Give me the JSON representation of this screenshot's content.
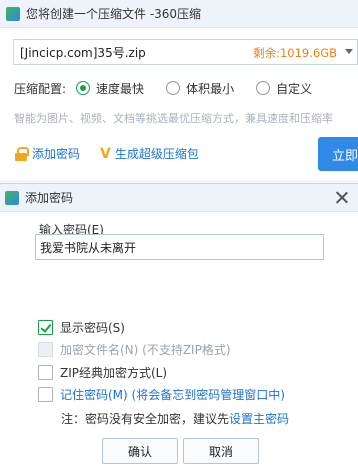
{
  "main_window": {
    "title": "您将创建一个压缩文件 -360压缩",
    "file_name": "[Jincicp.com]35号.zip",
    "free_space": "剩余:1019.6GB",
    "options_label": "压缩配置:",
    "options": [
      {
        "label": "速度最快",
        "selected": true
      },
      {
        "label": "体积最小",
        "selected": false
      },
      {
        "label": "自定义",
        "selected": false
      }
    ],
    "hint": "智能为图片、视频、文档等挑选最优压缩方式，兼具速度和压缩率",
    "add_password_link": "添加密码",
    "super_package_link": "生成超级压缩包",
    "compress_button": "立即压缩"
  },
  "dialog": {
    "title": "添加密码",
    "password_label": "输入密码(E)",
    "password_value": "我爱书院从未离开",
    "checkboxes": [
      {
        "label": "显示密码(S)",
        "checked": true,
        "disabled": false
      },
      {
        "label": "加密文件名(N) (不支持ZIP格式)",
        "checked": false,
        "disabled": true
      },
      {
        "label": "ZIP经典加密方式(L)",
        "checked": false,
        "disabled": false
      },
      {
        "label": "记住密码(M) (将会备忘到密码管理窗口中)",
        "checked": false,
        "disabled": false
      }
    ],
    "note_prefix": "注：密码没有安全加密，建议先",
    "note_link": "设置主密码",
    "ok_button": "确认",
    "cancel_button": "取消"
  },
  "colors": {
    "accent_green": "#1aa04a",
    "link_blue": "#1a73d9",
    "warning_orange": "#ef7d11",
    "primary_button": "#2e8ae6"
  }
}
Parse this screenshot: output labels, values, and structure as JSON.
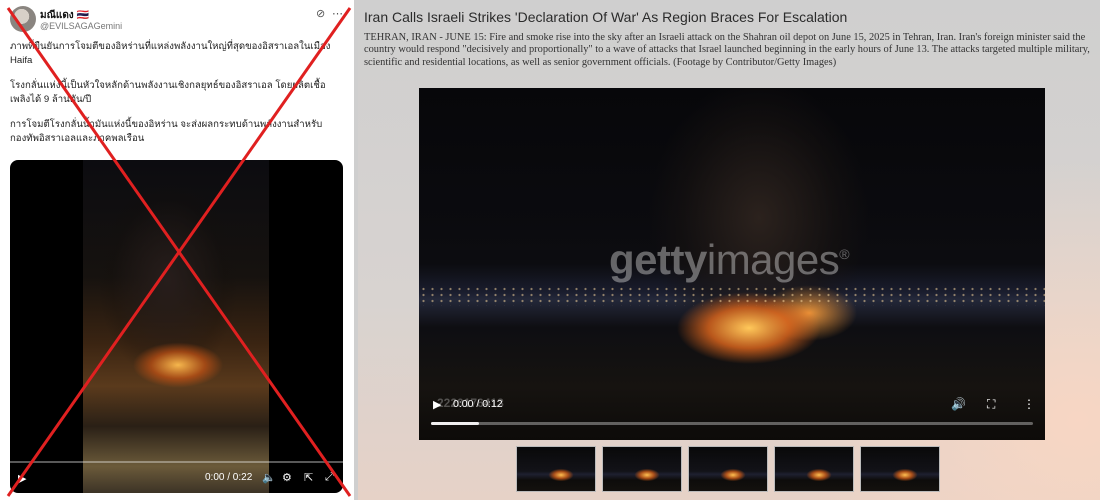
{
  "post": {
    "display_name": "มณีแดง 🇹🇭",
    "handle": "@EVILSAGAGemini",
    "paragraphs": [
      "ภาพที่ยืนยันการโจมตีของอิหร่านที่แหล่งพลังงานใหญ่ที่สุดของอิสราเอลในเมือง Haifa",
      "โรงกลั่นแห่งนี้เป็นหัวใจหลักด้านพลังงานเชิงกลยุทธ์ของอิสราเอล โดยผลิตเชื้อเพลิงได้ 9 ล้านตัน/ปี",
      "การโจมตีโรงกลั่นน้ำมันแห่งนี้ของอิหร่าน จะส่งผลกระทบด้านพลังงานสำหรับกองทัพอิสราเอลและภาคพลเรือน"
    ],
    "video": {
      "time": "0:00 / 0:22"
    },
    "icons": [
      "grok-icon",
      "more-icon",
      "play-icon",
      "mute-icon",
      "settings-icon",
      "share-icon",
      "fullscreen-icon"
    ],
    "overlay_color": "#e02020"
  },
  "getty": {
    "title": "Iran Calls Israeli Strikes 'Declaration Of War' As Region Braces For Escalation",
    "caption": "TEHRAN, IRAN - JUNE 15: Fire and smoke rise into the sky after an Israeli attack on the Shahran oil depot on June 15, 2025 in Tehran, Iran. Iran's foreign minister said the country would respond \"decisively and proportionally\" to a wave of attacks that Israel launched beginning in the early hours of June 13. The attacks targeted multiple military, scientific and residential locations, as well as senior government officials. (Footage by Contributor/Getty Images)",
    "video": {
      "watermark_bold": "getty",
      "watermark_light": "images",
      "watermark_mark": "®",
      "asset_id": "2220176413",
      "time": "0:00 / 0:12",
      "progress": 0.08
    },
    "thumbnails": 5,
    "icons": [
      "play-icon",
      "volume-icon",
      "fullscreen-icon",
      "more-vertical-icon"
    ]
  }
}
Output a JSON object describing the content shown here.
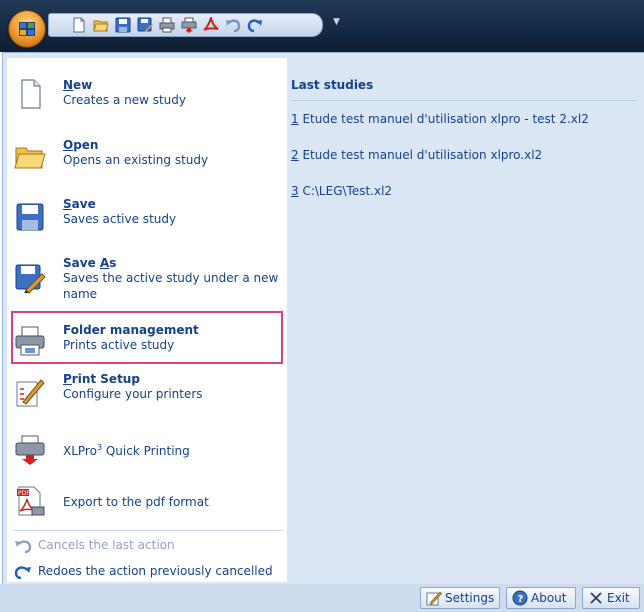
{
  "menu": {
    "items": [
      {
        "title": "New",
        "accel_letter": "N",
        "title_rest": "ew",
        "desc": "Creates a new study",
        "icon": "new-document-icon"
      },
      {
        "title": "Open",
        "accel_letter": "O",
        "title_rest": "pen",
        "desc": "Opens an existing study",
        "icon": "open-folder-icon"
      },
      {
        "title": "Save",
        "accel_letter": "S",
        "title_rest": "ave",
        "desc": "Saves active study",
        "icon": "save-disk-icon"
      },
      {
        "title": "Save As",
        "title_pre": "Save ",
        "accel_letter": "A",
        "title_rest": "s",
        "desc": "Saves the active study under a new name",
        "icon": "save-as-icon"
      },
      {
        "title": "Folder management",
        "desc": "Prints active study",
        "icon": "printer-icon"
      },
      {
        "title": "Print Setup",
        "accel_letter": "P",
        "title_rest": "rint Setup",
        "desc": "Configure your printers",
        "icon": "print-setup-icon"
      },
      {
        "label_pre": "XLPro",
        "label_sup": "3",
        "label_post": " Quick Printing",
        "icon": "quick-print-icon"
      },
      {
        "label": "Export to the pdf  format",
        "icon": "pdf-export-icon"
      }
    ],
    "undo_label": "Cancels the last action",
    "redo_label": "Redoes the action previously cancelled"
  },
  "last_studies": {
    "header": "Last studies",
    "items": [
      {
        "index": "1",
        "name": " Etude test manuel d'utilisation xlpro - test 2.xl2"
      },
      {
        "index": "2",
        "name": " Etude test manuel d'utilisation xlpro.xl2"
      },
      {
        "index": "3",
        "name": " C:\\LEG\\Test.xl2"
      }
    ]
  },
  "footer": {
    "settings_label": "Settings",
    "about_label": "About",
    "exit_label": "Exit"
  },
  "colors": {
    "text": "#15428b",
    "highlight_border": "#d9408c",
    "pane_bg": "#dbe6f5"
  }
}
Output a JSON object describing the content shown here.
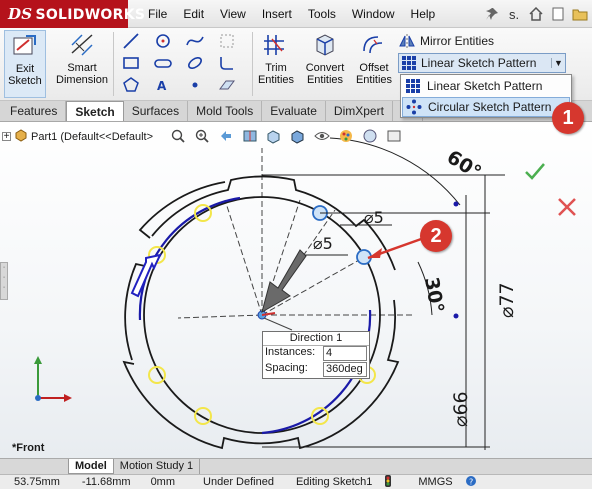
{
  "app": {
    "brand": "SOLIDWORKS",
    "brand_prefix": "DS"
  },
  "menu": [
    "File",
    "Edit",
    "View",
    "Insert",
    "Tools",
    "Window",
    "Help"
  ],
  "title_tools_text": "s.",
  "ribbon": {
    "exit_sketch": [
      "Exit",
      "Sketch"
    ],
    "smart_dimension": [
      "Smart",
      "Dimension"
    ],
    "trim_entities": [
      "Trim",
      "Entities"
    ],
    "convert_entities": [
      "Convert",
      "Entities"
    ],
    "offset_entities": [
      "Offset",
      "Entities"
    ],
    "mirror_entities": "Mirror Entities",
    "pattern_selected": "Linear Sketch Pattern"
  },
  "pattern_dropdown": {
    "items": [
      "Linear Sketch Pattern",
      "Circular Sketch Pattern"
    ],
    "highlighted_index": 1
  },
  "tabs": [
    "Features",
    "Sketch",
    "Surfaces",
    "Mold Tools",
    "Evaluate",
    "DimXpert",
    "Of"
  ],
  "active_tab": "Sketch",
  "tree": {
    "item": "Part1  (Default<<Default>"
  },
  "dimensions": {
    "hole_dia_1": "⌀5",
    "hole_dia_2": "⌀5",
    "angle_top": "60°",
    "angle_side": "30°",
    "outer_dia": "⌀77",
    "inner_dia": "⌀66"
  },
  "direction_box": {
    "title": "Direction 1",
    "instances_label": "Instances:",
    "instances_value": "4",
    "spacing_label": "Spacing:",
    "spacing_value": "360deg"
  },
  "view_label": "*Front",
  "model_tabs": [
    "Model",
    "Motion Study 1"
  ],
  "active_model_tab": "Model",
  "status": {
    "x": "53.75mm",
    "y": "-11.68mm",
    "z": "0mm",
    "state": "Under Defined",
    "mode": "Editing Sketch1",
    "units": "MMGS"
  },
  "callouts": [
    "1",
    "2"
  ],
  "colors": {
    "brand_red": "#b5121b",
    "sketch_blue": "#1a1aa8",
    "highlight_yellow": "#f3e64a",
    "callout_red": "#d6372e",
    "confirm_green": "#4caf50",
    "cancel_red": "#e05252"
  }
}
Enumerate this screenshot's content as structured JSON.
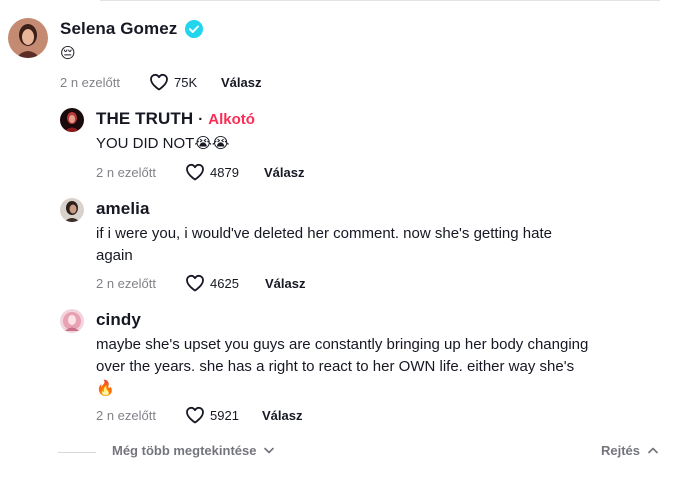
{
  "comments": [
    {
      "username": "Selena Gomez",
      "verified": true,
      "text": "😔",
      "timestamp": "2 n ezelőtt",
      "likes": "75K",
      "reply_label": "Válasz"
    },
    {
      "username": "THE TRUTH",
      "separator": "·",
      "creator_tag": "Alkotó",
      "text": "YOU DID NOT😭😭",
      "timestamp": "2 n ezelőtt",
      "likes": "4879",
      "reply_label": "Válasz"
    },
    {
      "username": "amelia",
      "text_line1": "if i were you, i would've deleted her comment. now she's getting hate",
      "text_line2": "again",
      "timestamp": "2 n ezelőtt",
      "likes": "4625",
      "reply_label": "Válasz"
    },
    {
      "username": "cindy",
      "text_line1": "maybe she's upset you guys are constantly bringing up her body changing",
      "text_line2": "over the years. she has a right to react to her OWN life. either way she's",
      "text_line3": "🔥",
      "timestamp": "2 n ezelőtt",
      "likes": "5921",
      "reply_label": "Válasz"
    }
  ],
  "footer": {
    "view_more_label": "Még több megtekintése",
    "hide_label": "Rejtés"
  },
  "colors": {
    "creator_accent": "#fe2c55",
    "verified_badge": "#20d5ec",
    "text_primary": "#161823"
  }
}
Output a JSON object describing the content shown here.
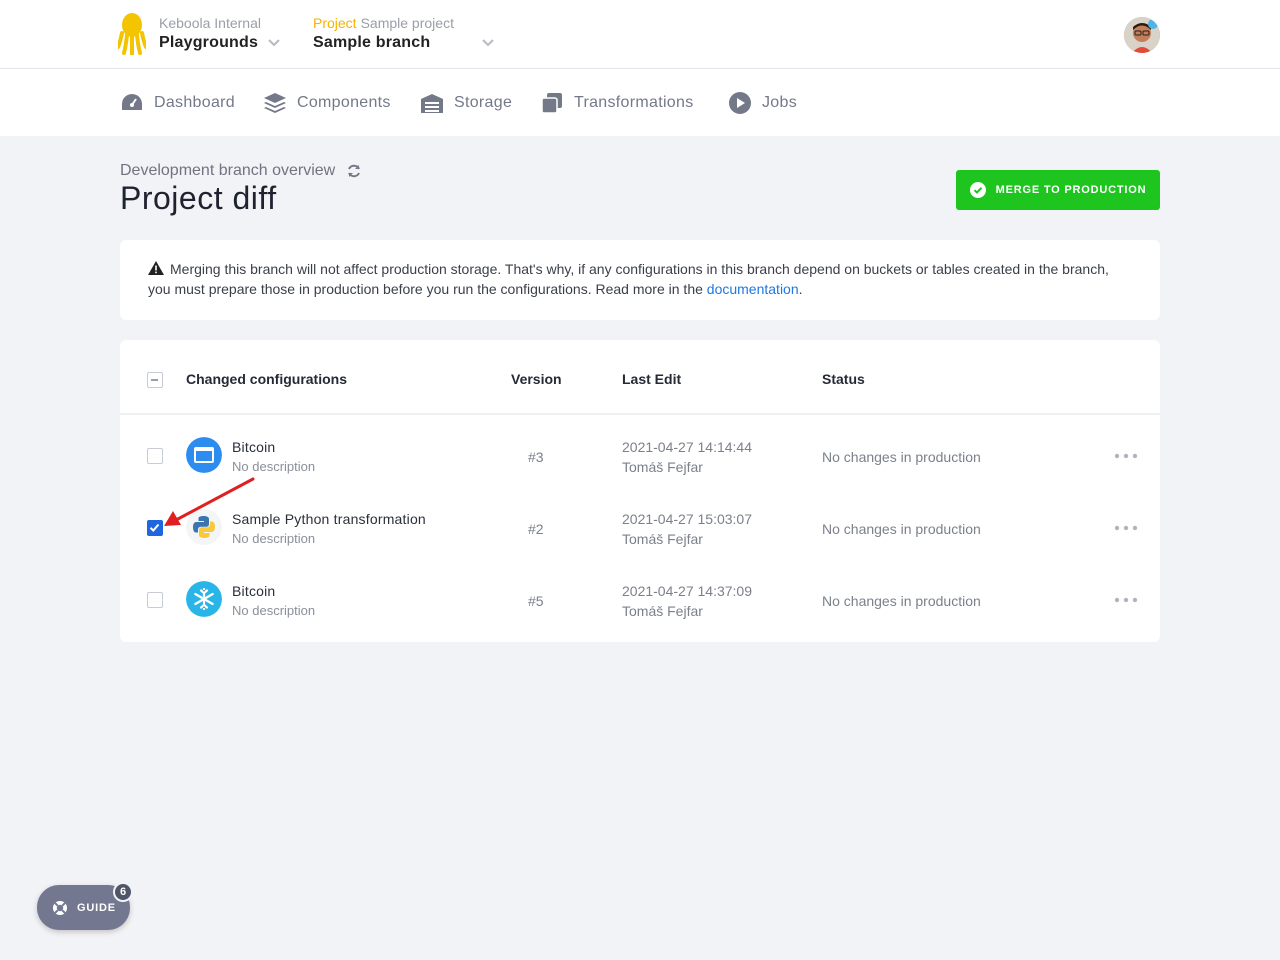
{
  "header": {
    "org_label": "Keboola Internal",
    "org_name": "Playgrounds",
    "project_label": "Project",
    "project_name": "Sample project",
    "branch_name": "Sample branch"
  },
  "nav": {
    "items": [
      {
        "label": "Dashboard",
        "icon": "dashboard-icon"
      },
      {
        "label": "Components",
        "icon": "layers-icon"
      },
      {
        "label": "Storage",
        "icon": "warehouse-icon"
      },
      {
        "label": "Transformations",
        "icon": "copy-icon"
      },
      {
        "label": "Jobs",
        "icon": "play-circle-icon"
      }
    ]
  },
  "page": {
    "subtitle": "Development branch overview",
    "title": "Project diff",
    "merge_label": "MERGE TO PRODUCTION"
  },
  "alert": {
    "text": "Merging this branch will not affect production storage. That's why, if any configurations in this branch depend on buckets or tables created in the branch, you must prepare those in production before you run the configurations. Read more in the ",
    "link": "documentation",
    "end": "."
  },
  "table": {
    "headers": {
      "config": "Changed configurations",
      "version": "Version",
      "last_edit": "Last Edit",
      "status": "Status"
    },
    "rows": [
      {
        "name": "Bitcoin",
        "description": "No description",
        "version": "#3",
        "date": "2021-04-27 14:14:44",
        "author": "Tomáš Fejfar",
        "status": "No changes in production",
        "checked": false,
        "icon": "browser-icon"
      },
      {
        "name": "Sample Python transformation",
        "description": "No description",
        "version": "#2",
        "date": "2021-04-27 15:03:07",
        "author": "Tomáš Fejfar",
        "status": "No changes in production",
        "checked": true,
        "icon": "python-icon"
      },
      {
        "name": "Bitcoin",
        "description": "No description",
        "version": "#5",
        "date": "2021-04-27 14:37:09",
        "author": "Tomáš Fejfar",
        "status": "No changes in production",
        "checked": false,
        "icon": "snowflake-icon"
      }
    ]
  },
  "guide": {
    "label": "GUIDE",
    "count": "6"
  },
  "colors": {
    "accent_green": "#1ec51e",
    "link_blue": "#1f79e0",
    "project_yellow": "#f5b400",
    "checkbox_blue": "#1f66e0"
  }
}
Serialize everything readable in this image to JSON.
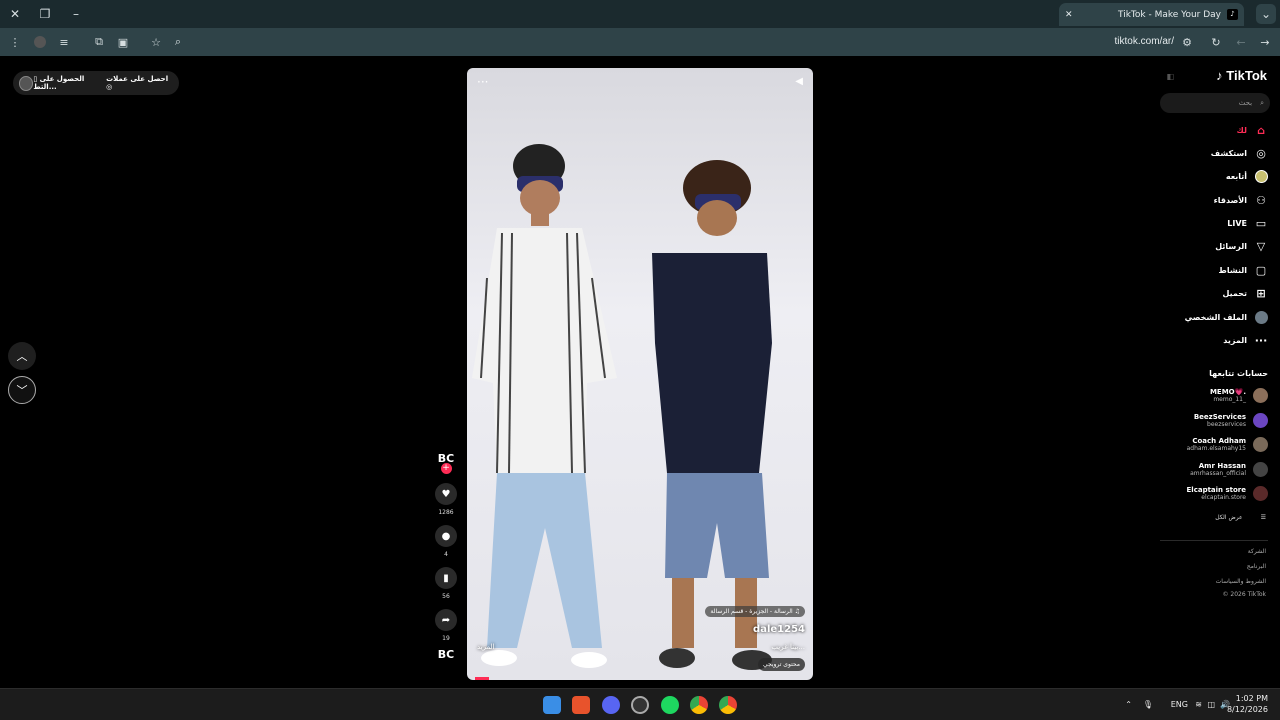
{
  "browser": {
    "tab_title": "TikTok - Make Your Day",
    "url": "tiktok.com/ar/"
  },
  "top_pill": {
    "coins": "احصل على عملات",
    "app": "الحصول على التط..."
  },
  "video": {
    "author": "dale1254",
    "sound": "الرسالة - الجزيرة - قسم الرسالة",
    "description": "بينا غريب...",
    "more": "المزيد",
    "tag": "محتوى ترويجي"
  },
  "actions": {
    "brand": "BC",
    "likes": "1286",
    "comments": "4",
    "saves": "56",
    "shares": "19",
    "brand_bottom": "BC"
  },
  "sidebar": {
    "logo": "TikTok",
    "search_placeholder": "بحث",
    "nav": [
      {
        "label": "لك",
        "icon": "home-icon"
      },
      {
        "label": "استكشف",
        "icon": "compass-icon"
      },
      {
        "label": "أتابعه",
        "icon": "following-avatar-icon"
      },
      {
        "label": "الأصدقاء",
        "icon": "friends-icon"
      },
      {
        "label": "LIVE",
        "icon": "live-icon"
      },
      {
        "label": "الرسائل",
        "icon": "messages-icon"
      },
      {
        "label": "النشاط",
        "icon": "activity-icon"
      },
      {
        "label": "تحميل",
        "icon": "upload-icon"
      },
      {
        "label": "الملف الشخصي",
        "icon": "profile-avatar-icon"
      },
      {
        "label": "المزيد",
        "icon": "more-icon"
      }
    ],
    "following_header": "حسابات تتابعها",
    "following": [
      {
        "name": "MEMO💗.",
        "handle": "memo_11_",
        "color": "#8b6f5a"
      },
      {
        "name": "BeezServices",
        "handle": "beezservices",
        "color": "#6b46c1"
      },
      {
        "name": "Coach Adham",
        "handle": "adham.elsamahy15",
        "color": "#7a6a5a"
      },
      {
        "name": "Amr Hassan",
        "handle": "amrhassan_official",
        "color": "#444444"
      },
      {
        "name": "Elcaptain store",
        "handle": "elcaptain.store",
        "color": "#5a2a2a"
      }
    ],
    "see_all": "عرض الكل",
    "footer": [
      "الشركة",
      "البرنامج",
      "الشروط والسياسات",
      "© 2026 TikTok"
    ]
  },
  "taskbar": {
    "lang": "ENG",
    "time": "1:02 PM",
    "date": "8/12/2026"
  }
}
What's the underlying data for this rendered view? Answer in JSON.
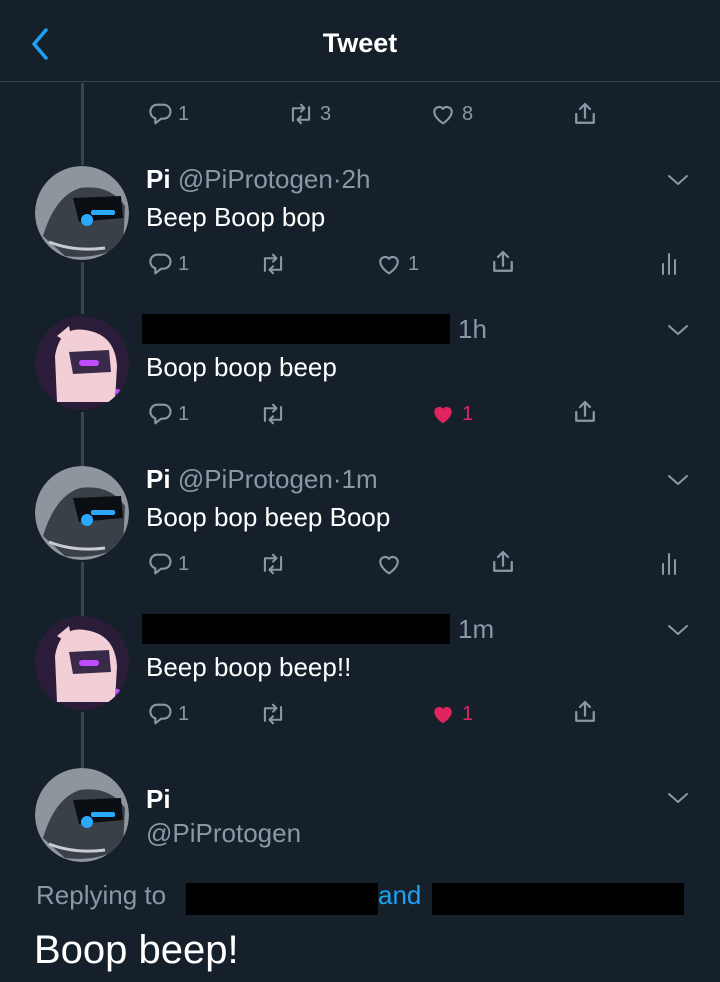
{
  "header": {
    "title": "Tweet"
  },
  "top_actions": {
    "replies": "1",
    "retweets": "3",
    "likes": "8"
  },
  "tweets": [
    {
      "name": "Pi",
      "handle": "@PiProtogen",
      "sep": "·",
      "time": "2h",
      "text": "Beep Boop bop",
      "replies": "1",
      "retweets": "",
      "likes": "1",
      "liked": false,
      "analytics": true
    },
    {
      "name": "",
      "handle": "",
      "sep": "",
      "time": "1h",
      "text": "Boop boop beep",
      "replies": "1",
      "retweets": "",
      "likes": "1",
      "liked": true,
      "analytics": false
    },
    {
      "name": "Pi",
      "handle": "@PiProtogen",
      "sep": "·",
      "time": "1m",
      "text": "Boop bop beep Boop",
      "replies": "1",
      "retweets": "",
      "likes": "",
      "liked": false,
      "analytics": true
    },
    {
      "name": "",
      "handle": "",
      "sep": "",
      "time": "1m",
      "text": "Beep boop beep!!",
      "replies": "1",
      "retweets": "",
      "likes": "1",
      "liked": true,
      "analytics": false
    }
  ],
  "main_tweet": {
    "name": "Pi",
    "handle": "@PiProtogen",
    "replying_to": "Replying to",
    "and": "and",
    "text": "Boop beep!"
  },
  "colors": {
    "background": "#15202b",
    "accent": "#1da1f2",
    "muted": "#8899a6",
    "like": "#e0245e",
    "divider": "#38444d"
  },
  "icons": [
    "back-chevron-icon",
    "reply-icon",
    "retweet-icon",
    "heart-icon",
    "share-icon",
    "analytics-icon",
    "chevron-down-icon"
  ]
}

____

Given instruction: Examine the records and pull out every line where the string "Sample" occurs.

Task response:
    "project_name": "Sample project",
    "branch_name": "Sample branch"
        "name": "Sample Python transformation",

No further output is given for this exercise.